**Exercise material:**
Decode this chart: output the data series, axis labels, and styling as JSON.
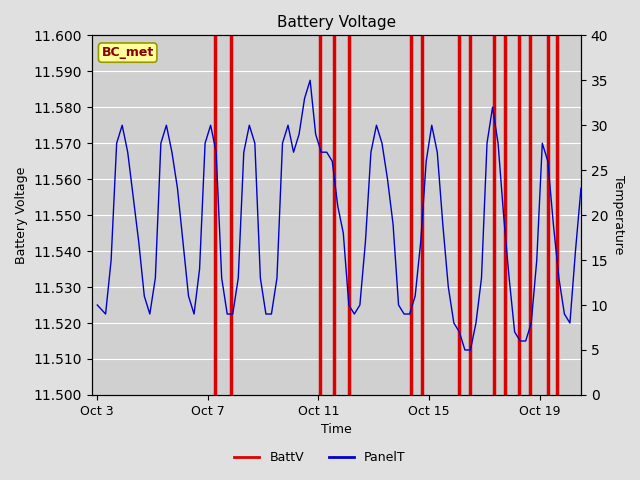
{
  "title": "Battery Voltage",
  "xlabel": "Time",
  "ylabel_left": "Battery Voltage",
  "ylabel_right": "Temperature",
  "ylim_left": [
    11.5,
    11.6
  ],
  "ylim_right": [
    0,
    40
  ],
  "yticks_left": [
    11.5,
    11.51,
    11.52,
    11.53,
    11.54,
    11.55,
    11.56,
    11.57,
    11.58,
    11.59,
    11.6
  ],
  "yticks_right": [
    0,
    5,
    10,
    15,
    20,
    25,
    30,
    35,
    40
  ],
  "xtick_labels": [
    "Oct 3",
    "Oct 7",
    "Oct 11",
    "Oct 15",
    "Oct 19"
  ],
  "xtick_positions": [
    0,
    4,
    8,
    12,
    16
  ],
  "xlim": [
    -0.2,
    17.5
  ],
  "background_color": "#e0e0e0",
  "plot_bg_color": "#d0d0d0",
  "grid_color": "#ffffff",
  "batt_color": "#dd0000",
  "panel_color": "#0000cc",
  "annotation_box_color": "#ffff99",
  "annotation_border_color": "#999900",
  "annotation_text": "BC_met",
  "annotation_text_color": "#880000",
  "legend_batt_label": "BattV",
  "legend_panel_label": "PanelT",
  "batt_spikes": [
    4.25,
    4.85,
    8.05,
    8.55,
    9.1,
    11.35,
    11.75,
    13.1,
    13.5,
    14.35,
    14.75,
    15.25,
    15.65,
    16.3,
    16.65
  ],
  "panel_nodes_x": [
    0.0,
    0.3,
    0.5,
    0.7,
    0.9,
    1.1,
    1.3,
    1.5,
    1.7,
    1.9,
    2.1,
    2.3,
    2.5,
    2.7,
    2.9,
    3.1,
    3.3,
    3.5,
    3.7,
    3.9,
    4.1,
    4.3,
    4.5,
    4.7,
    4.9,
    5.1,
    5.3,
    5.5,
    5.7,
    5.9,
    6.1,
    6.3,
    6.5,
    6.7,
    6.9,
    7.1,
    7.3,
    7.5,
    7.7,
    7.9,
    8.1,
    8.3,
    8.5,
    8.7,
    8.9,
    9.1,
    9.3,
    9.5,
    9.7,
    9.9,
    10.1,
    10.3,
    10.5,
    10.7,
    10.9,
    11.1,
    11.3,
    11.5,
    11.7,
    11.9,
    12.1,
    12.3,
    12.5,
    12.7,
    12.9,
    13.1,
    13.3,
    13.5,
    13.7,
    13.9,
    14.1,
    14.3,
    14.5,
    14.7,
    14.9,
    15.1,
    15.3,
    15.5,
    15.7,
    15.9,
    16.1,
    16.3,
    16.5,
    16.7,
    16.9,
    17.1,
    17.3,
    17.5
  ],
  "panel_nodes_y": [
    10,
    9,
    15,
    28,
    30,
    27,
    22,
    17,
    11,
    9,
    13,
    28,
    30,
    27,
    23,
    17,
    11,
    9,
    14,
    28,
    30,
    27,
    13,
    9,
    9,
    13,
    27,
    30,
    28,
    13,
    9,
    9,
    13,
    28,
    30,
    27,
    29,
    33,
    35,
    29,
    27,
    27,
    26,
    21,
    18,
    10,
    9,
    10,
    17,
    27,
    30,
    28,
    24,
    19,
    10,
    9,
    9,
    11,
    17,
    26,
    30,
    27,
    19,
    12,
    8,
    7,
    5,
    5,
    8,
    13,
    28,
    32,
    28,
    20,
    13,
    7,
    6,
    6,
    8,
    15,
    28,
    26,
    19,
    13,
    9,
    8,
    16,
    23
  ]
}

**The request:** Copy in full each line that holds the word "Voltage".

**Result for this exercise:**
  "title": "Battery Voltage",
  "ylabel_left": "Battery Voltage",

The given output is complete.